■ What needs to be done
The records below are to be restated word for word, with their images omitted.

(Source information Opens)

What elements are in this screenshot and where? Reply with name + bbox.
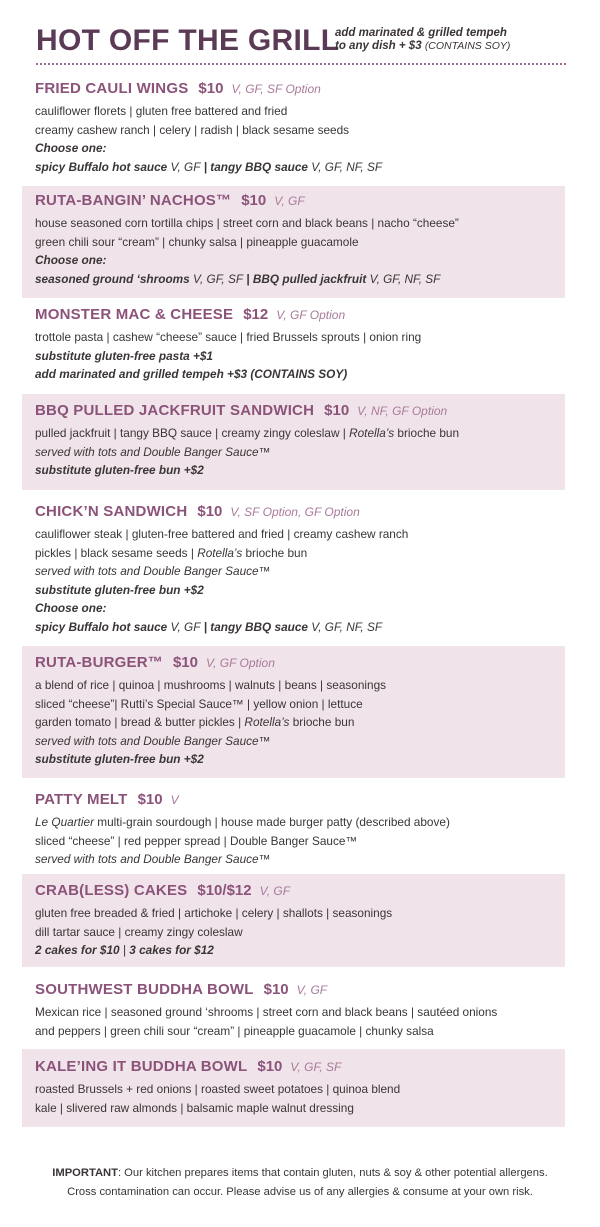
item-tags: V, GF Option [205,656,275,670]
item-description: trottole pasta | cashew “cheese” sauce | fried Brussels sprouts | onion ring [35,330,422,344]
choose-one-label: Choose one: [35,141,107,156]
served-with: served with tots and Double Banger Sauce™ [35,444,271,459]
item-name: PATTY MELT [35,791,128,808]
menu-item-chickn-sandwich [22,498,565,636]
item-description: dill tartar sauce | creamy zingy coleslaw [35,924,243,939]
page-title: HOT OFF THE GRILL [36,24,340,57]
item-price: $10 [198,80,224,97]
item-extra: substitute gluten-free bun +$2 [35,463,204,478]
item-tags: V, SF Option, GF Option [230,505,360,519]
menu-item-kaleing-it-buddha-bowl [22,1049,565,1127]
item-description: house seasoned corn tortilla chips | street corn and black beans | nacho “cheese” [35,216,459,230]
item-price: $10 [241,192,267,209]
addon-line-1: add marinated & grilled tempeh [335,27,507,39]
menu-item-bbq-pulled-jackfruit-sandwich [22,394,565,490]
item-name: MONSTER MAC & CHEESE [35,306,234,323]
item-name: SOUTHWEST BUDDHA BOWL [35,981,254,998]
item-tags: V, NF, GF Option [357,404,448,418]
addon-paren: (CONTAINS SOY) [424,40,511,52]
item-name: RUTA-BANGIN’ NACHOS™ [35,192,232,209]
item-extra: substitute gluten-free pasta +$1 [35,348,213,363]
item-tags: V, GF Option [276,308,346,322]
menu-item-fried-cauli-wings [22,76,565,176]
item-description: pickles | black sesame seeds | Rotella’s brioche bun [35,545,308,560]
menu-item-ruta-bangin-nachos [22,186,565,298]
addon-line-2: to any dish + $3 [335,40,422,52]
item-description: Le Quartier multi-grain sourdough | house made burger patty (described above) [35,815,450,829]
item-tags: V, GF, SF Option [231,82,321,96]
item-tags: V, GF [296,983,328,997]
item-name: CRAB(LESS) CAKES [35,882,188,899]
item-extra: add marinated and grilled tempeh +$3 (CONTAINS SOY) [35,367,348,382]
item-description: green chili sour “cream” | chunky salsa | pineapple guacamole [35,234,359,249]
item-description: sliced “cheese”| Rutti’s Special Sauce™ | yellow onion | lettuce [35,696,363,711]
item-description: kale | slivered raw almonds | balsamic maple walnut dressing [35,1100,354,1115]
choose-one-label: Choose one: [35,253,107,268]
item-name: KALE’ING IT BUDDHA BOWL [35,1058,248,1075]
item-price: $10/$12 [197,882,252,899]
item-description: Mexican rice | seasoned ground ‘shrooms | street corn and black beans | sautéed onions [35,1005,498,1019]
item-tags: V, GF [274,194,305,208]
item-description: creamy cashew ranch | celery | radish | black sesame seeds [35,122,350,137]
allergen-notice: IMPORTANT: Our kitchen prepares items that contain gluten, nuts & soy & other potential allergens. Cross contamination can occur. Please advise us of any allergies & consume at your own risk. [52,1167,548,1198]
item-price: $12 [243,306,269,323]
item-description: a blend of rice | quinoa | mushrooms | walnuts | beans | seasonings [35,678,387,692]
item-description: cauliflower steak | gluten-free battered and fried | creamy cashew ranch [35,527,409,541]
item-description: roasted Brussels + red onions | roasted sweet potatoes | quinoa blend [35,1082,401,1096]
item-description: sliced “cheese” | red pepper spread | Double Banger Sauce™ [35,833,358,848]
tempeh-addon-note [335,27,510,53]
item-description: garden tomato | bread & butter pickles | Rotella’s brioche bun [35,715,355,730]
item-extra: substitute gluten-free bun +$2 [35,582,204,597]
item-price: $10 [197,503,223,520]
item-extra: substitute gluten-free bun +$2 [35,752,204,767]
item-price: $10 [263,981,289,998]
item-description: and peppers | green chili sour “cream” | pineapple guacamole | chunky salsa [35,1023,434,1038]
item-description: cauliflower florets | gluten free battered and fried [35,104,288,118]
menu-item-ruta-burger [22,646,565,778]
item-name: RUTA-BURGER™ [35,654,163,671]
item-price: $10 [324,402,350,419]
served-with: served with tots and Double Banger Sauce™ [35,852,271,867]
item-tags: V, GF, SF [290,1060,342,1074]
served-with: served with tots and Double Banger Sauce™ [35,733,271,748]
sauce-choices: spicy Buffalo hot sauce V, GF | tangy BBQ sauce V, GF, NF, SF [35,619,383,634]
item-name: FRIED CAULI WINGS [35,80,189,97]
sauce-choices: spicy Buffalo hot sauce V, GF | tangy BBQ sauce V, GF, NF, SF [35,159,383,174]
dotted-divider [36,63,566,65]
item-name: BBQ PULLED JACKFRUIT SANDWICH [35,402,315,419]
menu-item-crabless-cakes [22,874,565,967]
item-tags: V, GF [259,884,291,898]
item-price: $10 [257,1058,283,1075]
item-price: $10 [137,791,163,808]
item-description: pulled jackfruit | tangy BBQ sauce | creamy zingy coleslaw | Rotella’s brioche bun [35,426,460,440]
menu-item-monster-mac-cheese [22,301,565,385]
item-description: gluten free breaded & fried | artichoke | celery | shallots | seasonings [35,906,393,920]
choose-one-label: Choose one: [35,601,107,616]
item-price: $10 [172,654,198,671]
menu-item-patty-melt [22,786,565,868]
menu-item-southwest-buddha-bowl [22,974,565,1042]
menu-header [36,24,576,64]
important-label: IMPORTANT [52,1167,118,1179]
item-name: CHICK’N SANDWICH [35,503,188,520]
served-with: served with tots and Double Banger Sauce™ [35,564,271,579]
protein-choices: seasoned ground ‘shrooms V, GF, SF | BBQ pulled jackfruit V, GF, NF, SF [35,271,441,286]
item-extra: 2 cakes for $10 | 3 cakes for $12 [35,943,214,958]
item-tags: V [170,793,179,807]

(Source information Closes)

■ Answer section
What elements are in this screenshot and where? Reply with name + bbox.
item-tags: V, GF Option [205,656,275,670]
item-description: trottole pasta | cashew “cheese” sauce | fried Brussels sprouts | onion ring [35,330,422,344]
choose-one-label: Choose one: [35,141,107,156]
served-with: served with tots and Double Banger Sauce™ [35,444,271,459]
item-name: PATTY MELT [35,791,128,808]
menu-item-chickn-sandwich [22,498,565,636]
item-description: dill tartar sauce | creamy zingy coleslaw [35,924,243,939]
page-title: HOT OFF THE GRILL [36,24,340,57]
item-price: $10 [198,80,224,97]
item-extra: substitute gluten-free bun +$2 [35,463,204,478]
item-tags: V, SF Option, GF Option [230,505,360,519]
menu-item-kaleing-it-buddha-bowl [22,1049,565,1127]
item-description: house seasoned corn tortilla chips | street corn and black beans | nacho “cheese” [35,216,459,230]
item-price: $10 [241,192,267,209]
addon-line-1: add marinated & grilled tempeh [335,27,507,39]
menu-item-bbq-pulled-jackfruit-sandwich [22,394,565,490]
item-name: MONSTER MAC & CHEESE [35,306,234,323]
item-name: SOUTHWEST BUDDHA BOWL [35,981,254,998]
item-tags: V, NF, GF Option [357,404,448,418]
addon-paren: (CONTAINS SOY) [424,40,511,52]
item-name: RUTA-BANGIN’ NACHOS™ [35,192,232,209]
item-extra: substitute gluten-free pasta +$1 [35,348,213,363]
item-tags: V, GF Option [276,308,346,322]
menu-item-fried-cauli-wings [22,76,565,176]
item-description: pickles | black sesame seeds | Rotella’s brioche bun [35,545,308,560]
menu-item-ruta-bangin-nachos [22,186,565,298]
addon-line-2: to any dish + $3 [335,40,422,52]
item-description: Le Quartier multi-grain sourdough | house made burger patty (described above) [35,815,450,829]
item-tags: V, GF, SF Option [231,82,321,96]
item-tags: V, GF [296,983,328,997]
item-name: CRAB(LESS) CAKES [35,882,188,899]
item-extra: add marinated and grilled tempeh +$3 (CONTAINS SOY) [35,367,348,382]
item-description: green chili sour “cream” | chunky salsa | pineapple guacamole [35,234,359,249]
item-description: sliced “cheese”| Rutti’s Special Sauce™ | yellow onion | lettuce [35,696,363,711]
item-description: kale | slivered raw almonds | balsamic maple walnut dressing [35,1100,354,1115]
choose-one-label: Choose one: [35,253,107,268]
item-name: KALE’ING IT BUDDHA BOWL [35,1058,248,1075]
item-price: $10/$12 [197,882,252,899]
item-description: Mexican rice | seasoned ground ‘shrooms | street corn and black beans | sautéed onions [35,1005,498,1019]
item-tags: V, GF [274,194,305,208]
item-description: creamy cashew ranch | celery | radish | black sesame seeds [35,122,350,137]
allergen-notice: IMPORTANT: Our kitchen prepares items that contain gluten, nuts & soy & other potential allergens. Cross contamination can occur. Please advise us of any allergies & consume at your own risk. [52,1167,548,1198]
item-price: $12 [243,306,269,323]
item-description: a blend of rice | quinoa | mushrooms | walnuts | beans | seasonings [35,678,387,692]
item-description: cauliflower steak | gluten-free battered and fried | creamy cashew ranch [35,527,409,541]
item-description: roasted Brussels + red onions | roasted sweet potatoes | quinoa blend [35,1082,401,1096]
item-description: sliced “cheese” | red pepper spread | Double Banger Sauce™ [35,833,358,848]
tempeh-addon-note [335,27,510,53]
item-description: garden tomato | bread & butter pickles | Rotella’s brioche bun [35,715,355,730]
item-extra: substitute gluten-free bun +$2 [35,582,204,597]
item-price: $10 [197,503,223,520]
item-extra: substitute gluten-free bun +$2 [35,752,204,767]
item-price: $10 [263,981,289,998]
item-description: and peppers | green chili sour “cream” | pineapple guacamole | chunky salsa [35,1023,434,1038]
item-description: cauliflower florets | gluten free battered and fried [35,104,288,118]
menu-item-ruta-burger [22,646,565,778]
item-name: RUTA-BURGER™ [35,654,163,671]
item-price: $10 [324,402,350,419]
served-with: served with tots and Double Banger Sauce™ [35,852,271,867]
item-tags: V, GF, SF [290,1060,342,1074]
served-with: served with tots and Double Banger Sauce™ [35,733,271,748]
sauce-choices: spicy Buffalo hot sauce V, GF | tangy BBQ sauce V, GF, NF, SF [35,619,383,634]
item-name: FRIED CAULI WINGS [35,80,189,97]
sauce-choices: spicy Buffalo hot sauce V, GF | tangy BBQ sauce V, GF, NF, SF [35,159,383,174]
dotted-divider [36,63,566,65]
item-name: BBQ PULLED JACKFRUIT SANDWICH [35,402,315,419]
menu-item-crabless-cakes [22,874,565,967]
item-tags: V, GF [259,884,291,898]
item-price: $10 [257,1058,283,1075]
item-price: $10 [137,791,163,808]
item-description: pulled jackfruit | tangy BBQ sauce | creamy zingy coleslaw | Rotella’s brioche bun [35,426,460,440]
menu-item-monster-mac-cheese [22,301,565,385]
item-description: gluten free breaded & fried | artichoke | celery | shallots | seasonings [35,906,393,920]
choose-one-label: Choose one: [35,601,107,616]
item-price: $10 [172,654,198,671]
menu-item-patty-melt [22,786,565,868]
menu-item-southwest-buddha-bowl [22,974,565,1042]
menu-header [36,24,576,64]
important-label: IMPORTANT [52,1167,118,1179]
item-name: CHICK’N SANDWICH [35,503,188,520]
served-with: served with tots and Double Banger Sauce™ [35,564,271,579]
protein-choices: seasoned ground ‘shrooms V, GF, SF | BBQ pulled jackfruit V, GF, NF, SF [35,271,441,286]
item-extra: 2 cakes for $10 | 3 cakes for $12 [35,943,214,958]
item-tags: V [170,793,179,807]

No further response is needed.